Each entry needs to be restated exactly as written.

Begin DATA SECTION

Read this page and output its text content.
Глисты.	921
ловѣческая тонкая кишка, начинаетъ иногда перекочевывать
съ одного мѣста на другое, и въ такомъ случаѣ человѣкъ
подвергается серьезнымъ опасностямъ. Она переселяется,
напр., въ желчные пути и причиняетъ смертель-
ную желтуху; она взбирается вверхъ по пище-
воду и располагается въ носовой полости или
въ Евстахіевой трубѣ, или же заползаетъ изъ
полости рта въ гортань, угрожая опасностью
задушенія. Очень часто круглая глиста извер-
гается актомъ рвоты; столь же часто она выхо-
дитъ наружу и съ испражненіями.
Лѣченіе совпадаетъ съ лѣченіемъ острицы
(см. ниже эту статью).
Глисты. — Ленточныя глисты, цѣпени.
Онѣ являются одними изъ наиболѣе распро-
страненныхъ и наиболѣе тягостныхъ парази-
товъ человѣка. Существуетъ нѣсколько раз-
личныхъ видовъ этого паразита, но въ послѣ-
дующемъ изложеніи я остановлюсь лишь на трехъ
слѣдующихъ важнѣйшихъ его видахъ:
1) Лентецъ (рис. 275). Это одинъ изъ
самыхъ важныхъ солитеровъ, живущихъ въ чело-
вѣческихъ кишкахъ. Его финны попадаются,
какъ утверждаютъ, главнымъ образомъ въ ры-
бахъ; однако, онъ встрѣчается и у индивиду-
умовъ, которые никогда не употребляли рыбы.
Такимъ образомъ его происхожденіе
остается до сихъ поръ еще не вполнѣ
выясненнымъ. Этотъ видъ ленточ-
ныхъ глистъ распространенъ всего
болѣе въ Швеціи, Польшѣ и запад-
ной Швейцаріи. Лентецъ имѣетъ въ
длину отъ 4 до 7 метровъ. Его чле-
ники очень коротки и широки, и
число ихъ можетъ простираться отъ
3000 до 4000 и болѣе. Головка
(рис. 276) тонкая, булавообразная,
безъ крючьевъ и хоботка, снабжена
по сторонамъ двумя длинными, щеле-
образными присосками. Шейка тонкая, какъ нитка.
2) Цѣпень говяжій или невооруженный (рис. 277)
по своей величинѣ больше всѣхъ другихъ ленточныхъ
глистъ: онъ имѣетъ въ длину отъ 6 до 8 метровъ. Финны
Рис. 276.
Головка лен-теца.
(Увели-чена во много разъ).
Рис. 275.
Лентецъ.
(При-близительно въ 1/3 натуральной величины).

End DATA SECTION

RESPONSE TO THE EXERCISE:
Read this page and output its text content.
Глисты.	921
ловѣческая тонкая кишка, начинаетъ иногда перекочевывать
съ одного мѣста на другое, и въ такомъ случаѣ человѣкъ
подвергается серьезнымъ опасностямъ. Она переселяется,
напр., въ желчные пути и причиняетъ смертель-
ную желтуху; она взбирается вверхъ по пище-
воду и располагается въ носовой полости или
въ Евстахіевой трубѣ, или же заползаетъ изъ
полости рта въ гортань, угрожая опасностью
задушенія. Очень часто круглая глиста извер-
гается актомъ рвоты; столь же часто она выхо-
дитъ наружу и съ испражненіями.
Лѣченіе совпадаетъ съ лѣченіемъ острицы
(см. ниже эту статью).
Глисты. — Ленточныя глисты, цѣпени.
Онѣ являются одними изъ наиболѣе распро-
страненныхъ и наиболѣе тягостныхъ парази-
товъ человѣка. Существуетъ нѣсколько раз-
личныхъ видовъ этого паразита, но въ послѣ-
дующемъ изложеніи я остановлюсь лишь на трехъ
слѣдующихъ важнѣйшихъ его видахъ:
1) Лентецъ (рис. 275). Это одинъ изъ
самыхъ важныхъ солитеровъ, живущихъ въ чело-
вѣческихъ кишкахъ. Его финны попадаются,
какъ утверждаютъ, главнымъ образомъ въ ры-
бахъ; однако, онъ встрѣчается и у индивиду-
умовъ, которые никогда не употребляли рыбы.
Такимъ образомъ его происхожденіе
остается до сихъ поръ еще не вполнѣ
выясненнымъ. Этотъ видъ ленточ-
ныхъ глистъ распространенъ всего
болѣе въ Швеціи, Польшѣ и запад-
ной Швейцаріи. Лентецъ имѣетъ въ
длину отъ 4 до 7 метровъ. Его чле-
ники очень коротки и широки, и
число ихъ можетъ простираться отъ
3000 до 4000 и болѣе. Головка
(рис. 276) тонкая, булавообразная,
безъ крючьевъ и хоботка, снабжена
по сторонамъ двумя длинными, щеле-
образными присосками. Шейка тонкая, какъ нитка.
2) Цѣпень говяжій или невооруженный (рис. 277)
по своей величинѣ больше всѣхъ другихъ ленточныхъ
глистъ: онъ имѣетъ въ длину отъ 6 до 8 метровъ. Финны
Рис. 276.
Головка лен-теца.
(Увели-чена во много разъ).
Рис. 275.
Лентецъ.
(При-близительно въ 1/3 натуральной величины).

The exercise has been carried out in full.